*Work required*:
Write what comes next in the blog post about motherhood and a friend who feels like a sub-par mom, picking up after its last sentence.

Sunday, October 13, 2013

All They Need Is Love {anything else is above and beyond}

Over the summer, I met up a couple of times with a girl I went to high school with. She has a son just a week or so younger than Ayden so we got to catch up and talk mommy talk while our boys played. One of the times we met up, they joined us for story time. At the bookstore I ran into a lady who subbed for my assistant a few times back when I taught preschool. She hadn't seen me since then so, naturally, she asked me what I was up to. When I told her I was a stay at home mom she asked, "Do you just love it?" And I replied, "I really do. I enjoy teaching but this is what I feel I was meant to do."  And that is the truth. I have always wanted to be a stay at home mom for as long as I could remember. I wanted a college degree so I would have something to do before and after this season of my life but I am so happy with staying at home.

My friend was with me while we were talking and when the lady walked away she asked, "You are just a natural mom, aren't you?"  I wasn't really sure how to respond so I said, "I think all of us are." And she said, "Not me. It's been 18 months and I'm still waiting."  That has stuck with me for a while. A lot of thoughts and feelings have stemmed from that conversation. When I look at her with her son I see a great mom (and I told her that). He is happy, well cared for and it is evident that she is going above and beyond simply caregiver status. She is a mother and he obviously loves her vey much. 

The big difference between the two of us is that Ayden was not only a planned baby, but the end of a 2 year struggle with fertility issues and a molar pregnancy. That experience was horrible to put it lightly but gave us a lot of perspective. We appreciate Ayden so much because for a little while it felt as if we'd never have a baby at all. In her scenario, her baby was not planned. She had a career and plans for her life and then her life took an unexpected turn. We are mothers from different ends of the spectrum. 

What weighs heavily on me is that my love for motherhood made her own journey feel inadequate. As we discussed things further she explained that she felt bad that she gave up on breastfeeding, she likes time away from him and she doesn't always find time to do *extra* stuff for him (the types of things you find on Pinterest). I told her about the, "we compare our behind the scenes to everyone else's highlight real" quote and told her that nobody has it all together all the time, including myself. I told her that I know how hard breastfeeding can be and shared some of my plugged duct and mastitis experiences. I reassured her that babies have no idea if you made an elaborate homemade activities or just pulled some pots and pans out of the cupboard. But none of that seemed to matter. She had made up her mind about herself as a mother and was convinced she was sub-par.

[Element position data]
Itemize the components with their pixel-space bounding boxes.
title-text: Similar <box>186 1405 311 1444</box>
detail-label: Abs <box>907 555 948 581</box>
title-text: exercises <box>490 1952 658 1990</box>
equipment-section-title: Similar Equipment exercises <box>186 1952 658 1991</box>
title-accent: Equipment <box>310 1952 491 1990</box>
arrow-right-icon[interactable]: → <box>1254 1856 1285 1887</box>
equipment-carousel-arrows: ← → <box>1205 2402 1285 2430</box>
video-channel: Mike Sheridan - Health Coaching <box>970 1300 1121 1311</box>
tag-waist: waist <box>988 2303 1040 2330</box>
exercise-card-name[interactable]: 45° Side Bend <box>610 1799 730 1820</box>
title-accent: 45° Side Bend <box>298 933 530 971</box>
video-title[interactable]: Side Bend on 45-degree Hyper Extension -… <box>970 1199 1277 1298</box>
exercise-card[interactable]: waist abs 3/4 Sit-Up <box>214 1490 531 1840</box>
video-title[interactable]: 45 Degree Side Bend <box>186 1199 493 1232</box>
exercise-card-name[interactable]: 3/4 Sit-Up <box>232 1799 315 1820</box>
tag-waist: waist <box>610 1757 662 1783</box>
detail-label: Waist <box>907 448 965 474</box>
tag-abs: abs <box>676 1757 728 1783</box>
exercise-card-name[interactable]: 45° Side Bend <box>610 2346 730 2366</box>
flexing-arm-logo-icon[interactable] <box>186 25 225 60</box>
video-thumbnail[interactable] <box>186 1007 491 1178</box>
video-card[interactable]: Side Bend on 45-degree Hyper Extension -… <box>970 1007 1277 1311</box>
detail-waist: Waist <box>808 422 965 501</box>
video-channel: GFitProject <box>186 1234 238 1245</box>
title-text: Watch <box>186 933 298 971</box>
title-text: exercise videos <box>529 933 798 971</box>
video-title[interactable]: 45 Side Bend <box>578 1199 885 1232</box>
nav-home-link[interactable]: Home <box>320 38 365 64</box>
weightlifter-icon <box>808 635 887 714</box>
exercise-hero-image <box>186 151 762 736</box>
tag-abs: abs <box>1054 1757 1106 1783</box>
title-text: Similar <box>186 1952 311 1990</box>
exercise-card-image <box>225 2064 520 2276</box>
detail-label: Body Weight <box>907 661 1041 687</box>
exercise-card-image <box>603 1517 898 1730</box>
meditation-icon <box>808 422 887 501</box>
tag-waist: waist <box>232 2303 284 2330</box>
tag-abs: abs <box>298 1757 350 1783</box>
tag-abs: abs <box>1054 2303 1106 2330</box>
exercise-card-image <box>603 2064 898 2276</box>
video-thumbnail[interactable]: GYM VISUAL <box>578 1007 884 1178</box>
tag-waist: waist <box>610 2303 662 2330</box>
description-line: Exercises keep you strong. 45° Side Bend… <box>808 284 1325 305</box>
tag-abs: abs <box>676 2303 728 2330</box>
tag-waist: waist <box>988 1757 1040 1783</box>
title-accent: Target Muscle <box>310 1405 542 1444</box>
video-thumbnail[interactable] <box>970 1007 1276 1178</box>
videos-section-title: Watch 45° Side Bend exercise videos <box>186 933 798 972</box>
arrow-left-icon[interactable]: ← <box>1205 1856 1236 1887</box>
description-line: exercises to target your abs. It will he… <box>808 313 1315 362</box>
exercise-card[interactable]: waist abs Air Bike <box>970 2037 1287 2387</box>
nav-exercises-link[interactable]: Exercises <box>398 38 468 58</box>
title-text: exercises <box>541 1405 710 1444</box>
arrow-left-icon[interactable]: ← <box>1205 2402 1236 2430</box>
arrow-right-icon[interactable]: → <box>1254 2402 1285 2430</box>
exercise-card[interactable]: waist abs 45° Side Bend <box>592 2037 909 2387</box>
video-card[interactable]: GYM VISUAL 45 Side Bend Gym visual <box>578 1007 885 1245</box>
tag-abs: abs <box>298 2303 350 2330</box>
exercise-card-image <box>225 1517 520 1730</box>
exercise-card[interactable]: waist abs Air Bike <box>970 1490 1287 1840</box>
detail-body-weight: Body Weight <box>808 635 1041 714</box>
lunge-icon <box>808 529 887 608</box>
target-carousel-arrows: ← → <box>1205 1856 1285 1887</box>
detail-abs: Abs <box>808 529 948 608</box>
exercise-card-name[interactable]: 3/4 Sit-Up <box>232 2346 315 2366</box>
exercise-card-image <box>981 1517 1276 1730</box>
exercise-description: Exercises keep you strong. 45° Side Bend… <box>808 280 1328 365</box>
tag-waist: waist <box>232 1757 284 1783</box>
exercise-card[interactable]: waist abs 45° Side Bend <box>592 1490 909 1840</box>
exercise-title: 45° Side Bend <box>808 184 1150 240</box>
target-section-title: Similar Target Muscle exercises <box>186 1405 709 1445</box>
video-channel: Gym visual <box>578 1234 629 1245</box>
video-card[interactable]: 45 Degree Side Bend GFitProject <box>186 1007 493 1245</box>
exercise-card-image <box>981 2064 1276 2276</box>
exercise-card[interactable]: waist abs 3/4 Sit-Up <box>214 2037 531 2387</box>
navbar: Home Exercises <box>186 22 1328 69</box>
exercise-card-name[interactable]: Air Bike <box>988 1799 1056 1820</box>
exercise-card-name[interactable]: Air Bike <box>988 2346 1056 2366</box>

*Written answer*:
On one hand, I couldn't relate with how she felt because it was so opposite from how I felt but on the other, just because I enjoy motherhood, doesn't make it any less difficult. I can totally see how, if someone wasn't ready, it could be vey hard to hit the ground running. This is the most difficult job I have ever had and it is 24/7. I have found systems that work *some* days, but there are still plenty of days where I don't get a single thing done. I saw something on Pinterest once that said that happy people don't compare themselves to others. As a mother, you can't look at how your best friend, neighbor, sister, or I handle motherhood and feel like everything we are doing that you aren't is a reflection of your failures. You have to look at the other mothers around you and realize that there are also things that you do that they don't. Maybe you make a point to take your child to the park everyday while they quickly make the fancy homemade activity then leave their child alone to play with it while they get other work done.  I can tell you right here and now that my "weakness" as a mother is when Ayden is sick. Extra fussy and clingy, constant runny noses, crying in the middle of the night, etc, etc. I always thought I would be so doting but the reality is that it wears on me. Of course I understand why all of that is happening and I take care of him as I should but it doesn't make it any less easy for me. 

Every mother has some area where they aren't "perfect."  Even the ones who's highlight reals look pretty convincing. Just because motherhood comes naturally to some mothers doesn't make them better than those who have to work at it.  We all have our areas of strength and areas of growth. Look to other mothers as inspiration but also take time to reflect on the things you do well. Because mama, you are doing great!

Do you know any mothers who could use a confidence boost? 


Flashback! Here's what we were up to one year ago today: "Attitude Is Everything"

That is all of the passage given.